• Set exercise
Please report every line from the material that contains the word "color".

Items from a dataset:
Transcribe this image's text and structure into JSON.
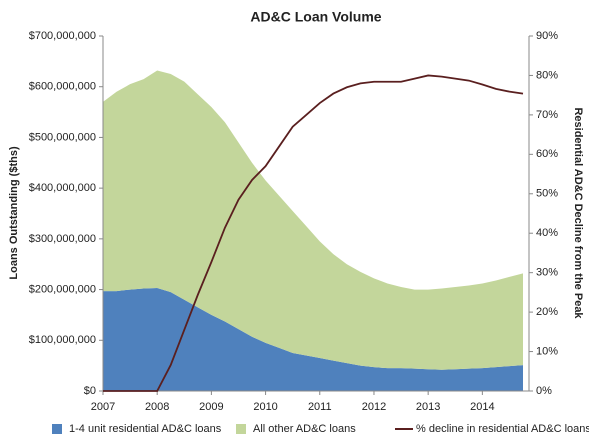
{
  "chart_data": {
    "type": "stacked-area-line",
    "title": "AD&C Loan Volume",
    "y_label": "Loans Outstanding ($ths)",
    "y2_label": "Residential AD&C Decline from the Peak",
    "x": [
      2007,
      2007.25,
      2007.5,
      2007.75,
      2008,
      2008.25,
      2008.5,
      2008.75,
      2009,
      2009.25,
      2009.5,
      2009.75,
      2010,
      2010.25,
      2010.5,
      2010.75,
      2011,
      2011.25,
      2011.5,
      2011.75,
      2012,
      2012.25,
      2012.5,
      2012.75,
      2013,
      2013.25,
      2013.5,
      2013.75,
      2014,
      2014.25,
      2014.5,
      2014.75
    ],
    "xlim": [
      2007,
      2014.75
    ],
    "xticks": [
      2007,
      2008,
      2009,
      2010,
      2011,
      2012,
      2013,
      2014
    ],
    "ylim": [
      0,
      700000000
    ],
    "yticks": [
      {
        "value": 0,
        "label": "$0"
      },
      {
        "value": 100000000,
        "label": "$100,000,000"
      },
      {
        "value": 200000000,
        "label": "$200,000,000"
      },
      {
        "value": 300000000,
        "label": "$300,000,000"
      },
      {
        "value": 400000000,
        "label": "$400,000,000"
      },
      {
        "value": 500000000,
        "label": "$500,000,000"
      },
      {
        "value": 600000000,
        "label": "$600,000,000"
      },
      {
        "value": 700000000,
        "label": "$700,000,000"
      }
    ],
    "y2lim": [
      0,
      90
    ],
    "y2ticks": [
      {
        "value": 0,
        "label": "0%"
      },
      {
        "value": 10,
        "label": "10%"
      },
      {
        "value": 20,
        "label": "20%"
      },
      {
        "value": 30,
        "label": "30%"
      },
      {
        "value": 40,
        "label": "40%"
      },
      {
        "value": 50,
        "label": "50%"
      },
      {
        "value": 60,
        "label": "60%"
      },
      {
        "value": 70,
        "label": "70%"
      },
      {
        "value": 80,
        "label": "80%"
      },
      {
        "value": 90,
        "label": "90%"
      }
    ],
    "series": [
      {
        "name": "1-4 unit residential AD&C loans",
        "color": "#4f81bd",
        "kind": "area",
        "values": [
          197000000,
          197000000,
          200000000,
          202000000,
          203000000,
          195000000,
          180000000,
          165000000,
          150000000,
          137000000,
          122000000,
          107000000,
          95000000,
          85000000,
          75000000,
          70000000,
          65000000,
          60000000,
          55000000,
          50000000,
          47000000,
          45000000,
          45000000,
          44000000,
          43000000,
          42000000,
          43000000,
          44000000,
          45000000,
          47000000,
          49000000,
          51000000
        ]
      },
      {
        "name": "All other AD&C loans",
        "color": "#c3d69b",
        "kind": "area",
        "values": [
          373000000,
          393000000,
          405000000,
          413000000,
          429000000,
          430000000,
          430000000,
          420000000,
          410000000,
          393000000,
          368000000,
          343000000,
          320000000,
          300000000,
          280000000,
          255000000,
          230000000,
          210000000,
          195000000,
          185000000,
          175000000,
          167000000,
          160000000,
          156000000,
          157000000,
          160000000,
          162000000,
          164000000,
          167000000,
          171000000,
          176000000,
          181000000
        ]
      },
      {
        "name": "% decline in residential AD&C loans",
        "color": "#5a1f1f",
        "kind": "line",
        "axis": "y2",
        "values": [
          0,
          0,
          0,
          0,
          0,
          6.6,
          15.5,
          24.4,
          32.7,
          41.4,
          48.5,
          53.5,
          57,
          62,
          67,
          70,
          73,
          75.4,
          77,
          78,
          78.4,
          78.4,
          78.4,
          79.2,
          80,
          79.7,
          79.2,
          78.7,
          77.7,
          76.6,
          75.9,
          75.4
        ]
      }
    ]
  }
}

• Complete output
        "color": "#4f81bd",
        "color": "#c3d69b",
        "color": "#5a1f1f",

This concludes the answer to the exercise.